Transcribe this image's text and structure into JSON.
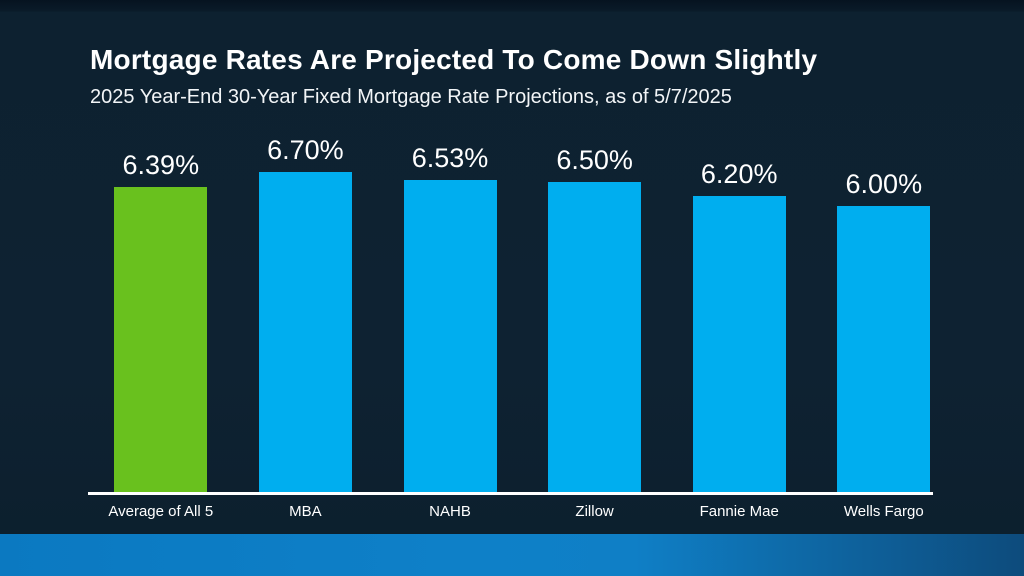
{
  "slide": {
    "title": "Mortgage Rates Are Projected To Come Down Slightly",
    "subtitle": "2025 Year-End 30-Year Fixed Mortgage Rate Projections, as of 5/7/2025"
  },
  "chart_data": {
    "type": "bar",
    "title": "Mortgage Rates Are Projected To Come Down Slightly",
    "subtitle": "2025 Year-End 30-Year Fixed Mortgage Rate Projections, as of 5/7/2025",
    "categories": [
      "Average of All 5",
      "MBA",
      "NAHB",
      "Zillow",
      "Fannie Mae",
      "Wells Fargo"
    ],
    "values": [
      6.39,
      6.7,
      6.53,
      6.5,
      6.2,
      6.0
    ],
    "value_labels": [
      "6.39%",
      "6.70%",
      "6.53%",
      "6.50%",
      "6.20%",
      "6.00%"
    ],
    "ylim": [
      0,
      7
    ],
    "grid": false,
    "legend": null,
    "value_labels_position": "above-bars",
    "highlight_index": 0,
    "highlight_color": "#69C11E",
    "bar_color": "#00AEEF"
  },
  "colors": {
    "background": "#0D2130",
    "top_band": "#061320",
    "axis_line": "#FFFFFF",
    "text": "#FFFFFF",
    "footer_left": "#0B79C1",
    "footer_mid": "#0E80C8",
    "footer_right": "#0D4B7C"
  }
}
# # # # #
Go through the records and gather the lines that hold "Mortgage".

    "title": "Mortgage Rates Are Projected To Come Down Slightly",
    "subtitle": "2025 Year-End 30-Year Fixed Mortgage Rate Projections, as of 5/7/2025"
    "title": "Mortgage Rates Are Projected To Come Down Slightly",
    "subtitle": "2025 Year-End 30-Year Fixed Mortgage Rate Projections, as of 5/7/2025",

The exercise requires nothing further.